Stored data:
......
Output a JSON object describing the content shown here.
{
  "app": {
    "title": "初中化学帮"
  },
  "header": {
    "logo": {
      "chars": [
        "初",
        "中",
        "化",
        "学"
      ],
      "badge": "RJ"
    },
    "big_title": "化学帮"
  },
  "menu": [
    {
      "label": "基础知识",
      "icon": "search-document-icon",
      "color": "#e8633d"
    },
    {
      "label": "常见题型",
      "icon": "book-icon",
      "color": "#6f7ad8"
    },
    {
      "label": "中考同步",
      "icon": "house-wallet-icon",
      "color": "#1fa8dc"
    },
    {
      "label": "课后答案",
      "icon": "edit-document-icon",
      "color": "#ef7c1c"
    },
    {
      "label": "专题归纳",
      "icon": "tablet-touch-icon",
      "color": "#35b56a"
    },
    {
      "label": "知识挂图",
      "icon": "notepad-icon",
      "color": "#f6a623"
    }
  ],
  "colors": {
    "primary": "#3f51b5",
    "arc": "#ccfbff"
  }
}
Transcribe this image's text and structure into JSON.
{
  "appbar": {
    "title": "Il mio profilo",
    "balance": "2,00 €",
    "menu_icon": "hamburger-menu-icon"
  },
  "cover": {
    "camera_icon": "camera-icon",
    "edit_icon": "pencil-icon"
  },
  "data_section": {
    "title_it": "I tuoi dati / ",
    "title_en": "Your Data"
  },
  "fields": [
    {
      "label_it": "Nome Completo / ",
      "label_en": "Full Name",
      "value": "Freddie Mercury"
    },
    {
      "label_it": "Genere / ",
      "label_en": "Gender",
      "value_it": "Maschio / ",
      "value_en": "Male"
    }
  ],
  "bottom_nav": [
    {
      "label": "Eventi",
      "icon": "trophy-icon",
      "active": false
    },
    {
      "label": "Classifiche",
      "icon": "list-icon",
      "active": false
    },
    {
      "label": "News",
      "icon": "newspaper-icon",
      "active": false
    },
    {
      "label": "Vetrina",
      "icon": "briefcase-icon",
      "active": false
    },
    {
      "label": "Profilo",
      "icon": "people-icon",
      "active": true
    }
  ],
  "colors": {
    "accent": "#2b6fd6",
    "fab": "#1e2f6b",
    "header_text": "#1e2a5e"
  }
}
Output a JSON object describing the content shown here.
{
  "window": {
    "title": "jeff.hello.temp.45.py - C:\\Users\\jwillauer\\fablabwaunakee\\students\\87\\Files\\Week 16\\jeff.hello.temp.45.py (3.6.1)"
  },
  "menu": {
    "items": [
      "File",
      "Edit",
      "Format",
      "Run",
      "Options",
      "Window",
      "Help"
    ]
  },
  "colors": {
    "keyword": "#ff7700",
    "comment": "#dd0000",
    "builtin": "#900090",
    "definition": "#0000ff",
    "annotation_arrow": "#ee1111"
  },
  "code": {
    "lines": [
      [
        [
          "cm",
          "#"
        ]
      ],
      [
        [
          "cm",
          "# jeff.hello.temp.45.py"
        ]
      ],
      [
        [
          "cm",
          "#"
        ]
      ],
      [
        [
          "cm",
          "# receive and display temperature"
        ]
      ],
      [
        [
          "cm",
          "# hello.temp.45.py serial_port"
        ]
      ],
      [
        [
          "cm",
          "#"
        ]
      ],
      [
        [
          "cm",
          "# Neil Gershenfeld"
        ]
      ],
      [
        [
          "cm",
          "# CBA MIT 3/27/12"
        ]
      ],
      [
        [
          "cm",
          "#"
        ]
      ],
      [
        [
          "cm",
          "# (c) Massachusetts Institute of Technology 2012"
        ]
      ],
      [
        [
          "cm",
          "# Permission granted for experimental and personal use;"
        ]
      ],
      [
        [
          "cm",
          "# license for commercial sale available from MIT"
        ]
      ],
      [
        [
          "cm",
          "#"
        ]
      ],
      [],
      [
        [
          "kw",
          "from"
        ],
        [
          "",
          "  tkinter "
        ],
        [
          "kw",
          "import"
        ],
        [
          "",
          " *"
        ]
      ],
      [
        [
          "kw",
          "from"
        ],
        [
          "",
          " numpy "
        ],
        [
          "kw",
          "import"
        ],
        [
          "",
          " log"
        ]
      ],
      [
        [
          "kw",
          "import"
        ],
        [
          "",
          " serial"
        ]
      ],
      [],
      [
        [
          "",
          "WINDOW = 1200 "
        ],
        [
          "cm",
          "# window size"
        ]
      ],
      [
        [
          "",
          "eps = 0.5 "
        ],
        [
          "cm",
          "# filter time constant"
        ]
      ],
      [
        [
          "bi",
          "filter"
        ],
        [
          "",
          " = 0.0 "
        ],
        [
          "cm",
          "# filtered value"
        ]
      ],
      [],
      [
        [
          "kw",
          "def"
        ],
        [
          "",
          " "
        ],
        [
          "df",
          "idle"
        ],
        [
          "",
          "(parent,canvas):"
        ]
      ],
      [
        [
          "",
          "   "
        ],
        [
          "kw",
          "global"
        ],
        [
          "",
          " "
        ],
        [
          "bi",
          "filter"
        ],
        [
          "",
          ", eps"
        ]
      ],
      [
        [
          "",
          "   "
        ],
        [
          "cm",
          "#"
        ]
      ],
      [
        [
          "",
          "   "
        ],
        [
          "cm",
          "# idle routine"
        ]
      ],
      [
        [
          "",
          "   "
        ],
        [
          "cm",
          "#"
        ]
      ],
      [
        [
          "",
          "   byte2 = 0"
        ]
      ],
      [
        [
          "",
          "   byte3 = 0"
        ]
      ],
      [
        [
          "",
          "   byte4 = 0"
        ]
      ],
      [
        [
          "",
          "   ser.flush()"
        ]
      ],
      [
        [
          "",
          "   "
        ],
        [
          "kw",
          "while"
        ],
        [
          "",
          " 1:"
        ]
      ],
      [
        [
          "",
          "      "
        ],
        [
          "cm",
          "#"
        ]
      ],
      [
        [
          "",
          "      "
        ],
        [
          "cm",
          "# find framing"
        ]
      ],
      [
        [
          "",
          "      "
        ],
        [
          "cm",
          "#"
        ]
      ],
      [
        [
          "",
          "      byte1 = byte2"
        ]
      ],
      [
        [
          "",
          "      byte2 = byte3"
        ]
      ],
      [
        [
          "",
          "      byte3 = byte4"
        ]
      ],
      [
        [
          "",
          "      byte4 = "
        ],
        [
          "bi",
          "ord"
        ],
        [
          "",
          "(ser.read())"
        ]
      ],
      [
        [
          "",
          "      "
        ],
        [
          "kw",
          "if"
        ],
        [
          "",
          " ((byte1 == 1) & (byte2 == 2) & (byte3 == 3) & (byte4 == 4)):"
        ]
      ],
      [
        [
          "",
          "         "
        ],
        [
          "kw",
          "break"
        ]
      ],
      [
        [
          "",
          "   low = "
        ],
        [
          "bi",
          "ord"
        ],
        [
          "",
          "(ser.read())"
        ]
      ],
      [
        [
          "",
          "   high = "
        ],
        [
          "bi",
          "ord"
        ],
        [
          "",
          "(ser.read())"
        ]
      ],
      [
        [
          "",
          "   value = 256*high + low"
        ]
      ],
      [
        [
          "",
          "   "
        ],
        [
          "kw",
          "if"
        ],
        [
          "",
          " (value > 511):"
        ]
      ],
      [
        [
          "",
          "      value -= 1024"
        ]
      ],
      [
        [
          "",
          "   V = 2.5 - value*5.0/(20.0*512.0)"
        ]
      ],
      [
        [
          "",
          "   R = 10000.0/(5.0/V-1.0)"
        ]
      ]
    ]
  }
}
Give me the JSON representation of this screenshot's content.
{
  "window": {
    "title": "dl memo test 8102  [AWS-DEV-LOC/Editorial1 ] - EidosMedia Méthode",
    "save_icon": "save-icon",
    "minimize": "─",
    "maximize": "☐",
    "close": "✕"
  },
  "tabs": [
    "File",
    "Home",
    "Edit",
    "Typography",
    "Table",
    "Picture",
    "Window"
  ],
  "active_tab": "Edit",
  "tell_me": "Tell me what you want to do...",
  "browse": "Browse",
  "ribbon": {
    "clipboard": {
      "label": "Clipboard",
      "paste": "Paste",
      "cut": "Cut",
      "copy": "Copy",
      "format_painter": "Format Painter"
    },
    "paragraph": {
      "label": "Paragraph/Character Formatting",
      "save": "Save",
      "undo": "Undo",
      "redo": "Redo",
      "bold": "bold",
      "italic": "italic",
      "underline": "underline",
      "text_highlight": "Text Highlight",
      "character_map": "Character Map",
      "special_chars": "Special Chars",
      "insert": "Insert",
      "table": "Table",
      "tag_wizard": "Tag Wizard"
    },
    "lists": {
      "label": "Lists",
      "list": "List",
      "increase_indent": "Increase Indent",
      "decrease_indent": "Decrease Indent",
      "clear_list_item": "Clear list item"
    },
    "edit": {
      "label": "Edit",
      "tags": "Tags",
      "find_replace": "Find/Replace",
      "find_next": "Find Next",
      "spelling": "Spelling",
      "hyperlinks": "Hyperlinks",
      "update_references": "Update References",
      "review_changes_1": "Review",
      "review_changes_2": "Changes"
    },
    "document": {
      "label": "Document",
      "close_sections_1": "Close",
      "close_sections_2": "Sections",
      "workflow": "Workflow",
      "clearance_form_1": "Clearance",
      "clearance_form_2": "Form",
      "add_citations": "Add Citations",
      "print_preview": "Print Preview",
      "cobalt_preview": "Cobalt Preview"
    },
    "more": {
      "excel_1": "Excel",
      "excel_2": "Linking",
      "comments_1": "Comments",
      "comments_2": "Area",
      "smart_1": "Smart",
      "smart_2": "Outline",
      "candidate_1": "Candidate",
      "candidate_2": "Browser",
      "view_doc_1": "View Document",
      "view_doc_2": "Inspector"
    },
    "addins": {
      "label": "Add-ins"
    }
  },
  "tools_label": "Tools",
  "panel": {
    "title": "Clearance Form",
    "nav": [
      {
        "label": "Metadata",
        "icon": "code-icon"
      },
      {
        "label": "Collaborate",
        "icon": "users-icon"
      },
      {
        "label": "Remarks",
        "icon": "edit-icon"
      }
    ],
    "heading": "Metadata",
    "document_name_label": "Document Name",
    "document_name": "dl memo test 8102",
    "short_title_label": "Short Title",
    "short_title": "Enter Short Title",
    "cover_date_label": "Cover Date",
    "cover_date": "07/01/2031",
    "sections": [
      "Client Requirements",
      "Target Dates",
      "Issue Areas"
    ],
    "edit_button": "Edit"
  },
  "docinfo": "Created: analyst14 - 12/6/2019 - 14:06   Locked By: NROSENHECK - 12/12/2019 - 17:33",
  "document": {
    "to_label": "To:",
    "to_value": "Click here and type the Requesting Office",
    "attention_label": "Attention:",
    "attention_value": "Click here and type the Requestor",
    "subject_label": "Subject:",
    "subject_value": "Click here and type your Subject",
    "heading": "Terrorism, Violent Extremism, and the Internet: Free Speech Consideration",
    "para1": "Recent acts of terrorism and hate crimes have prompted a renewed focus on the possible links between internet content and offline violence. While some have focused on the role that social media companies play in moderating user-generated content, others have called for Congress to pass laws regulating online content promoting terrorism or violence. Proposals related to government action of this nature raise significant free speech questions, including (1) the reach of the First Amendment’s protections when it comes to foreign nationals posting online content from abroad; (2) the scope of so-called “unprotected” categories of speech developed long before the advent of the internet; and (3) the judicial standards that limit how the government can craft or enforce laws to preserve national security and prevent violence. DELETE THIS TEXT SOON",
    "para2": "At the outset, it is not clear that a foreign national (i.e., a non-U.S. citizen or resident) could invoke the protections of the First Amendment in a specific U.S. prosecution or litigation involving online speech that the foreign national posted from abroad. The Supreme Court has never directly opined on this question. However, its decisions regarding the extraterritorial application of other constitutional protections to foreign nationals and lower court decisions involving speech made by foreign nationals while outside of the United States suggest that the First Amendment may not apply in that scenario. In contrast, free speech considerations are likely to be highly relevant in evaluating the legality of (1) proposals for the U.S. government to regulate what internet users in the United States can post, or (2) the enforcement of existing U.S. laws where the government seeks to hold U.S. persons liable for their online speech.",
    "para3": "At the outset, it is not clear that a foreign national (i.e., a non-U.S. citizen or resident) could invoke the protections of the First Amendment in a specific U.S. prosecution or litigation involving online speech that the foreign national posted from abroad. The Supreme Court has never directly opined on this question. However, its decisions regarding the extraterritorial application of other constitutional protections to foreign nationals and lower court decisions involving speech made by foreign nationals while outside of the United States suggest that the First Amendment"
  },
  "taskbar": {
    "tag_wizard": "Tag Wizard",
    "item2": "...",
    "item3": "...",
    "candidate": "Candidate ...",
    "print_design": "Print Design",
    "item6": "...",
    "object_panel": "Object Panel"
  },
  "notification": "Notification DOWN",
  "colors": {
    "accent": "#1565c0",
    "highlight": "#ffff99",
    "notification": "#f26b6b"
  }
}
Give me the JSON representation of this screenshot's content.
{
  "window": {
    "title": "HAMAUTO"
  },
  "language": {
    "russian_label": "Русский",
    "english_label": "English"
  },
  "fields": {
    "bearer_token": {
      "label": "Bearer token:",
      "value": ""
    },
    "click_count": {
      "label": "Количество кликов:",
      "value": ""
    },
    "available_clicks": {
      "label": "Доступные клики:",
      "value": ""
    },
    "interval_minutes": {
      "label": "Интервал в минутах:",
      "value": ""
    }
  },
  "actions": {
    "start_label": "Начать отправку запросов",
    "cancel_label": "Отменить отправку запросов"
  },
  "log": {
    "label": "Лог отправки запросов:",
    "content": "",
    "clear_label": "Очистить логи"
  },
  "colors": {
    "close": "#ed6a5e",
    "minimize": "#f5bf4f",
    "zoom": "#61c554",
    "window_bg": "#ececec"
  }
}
......
> [Aim of the exercise]:
Find the lines that include the string "could", then copy each of them.

> [Task response]:
    "para2": "At the outset, it is not clear that a foreign national (i.e., a non-U.S. citizen or resident) could invoke the protections of the First Amendment in a specific U.S. prosecution or litigation involving online speech that the foreign national posted from abroad. The Supreme Court has never directly opined on this question. However, its decisions regarding the extraterritorial application of other constitutional protections to foreign nationals and lower court decisions involving speech made by foreign nationals while outside of the United States suggest that the First Amendment may not apply in that scenario. In contrast, free speech considerations are likely to be highly relevant in evaluating the legality of (1) proposals for the U.S. government to regulate what internet users in the United States can post, or (2) the enforcement of existing U.S. laws where the government seeks to hold U.S. persons liable for their online speech.",
    "para3": "At the outset, it is not clear that a foreign national (i.e., a non-U.S. citizen or resident) could invoke the protections of the First Amendment in a specific U.S. prosecution or litigation involving online speech that the foreign national posted from abroad. The Supreme Court has never directly opined on this question. However, its decisions regarding the extraterritorial application of other constitutional protections to foreign nationals and lower court decisions involving speech made by foreign nationals while outside of the United States suggest that the First Amendment"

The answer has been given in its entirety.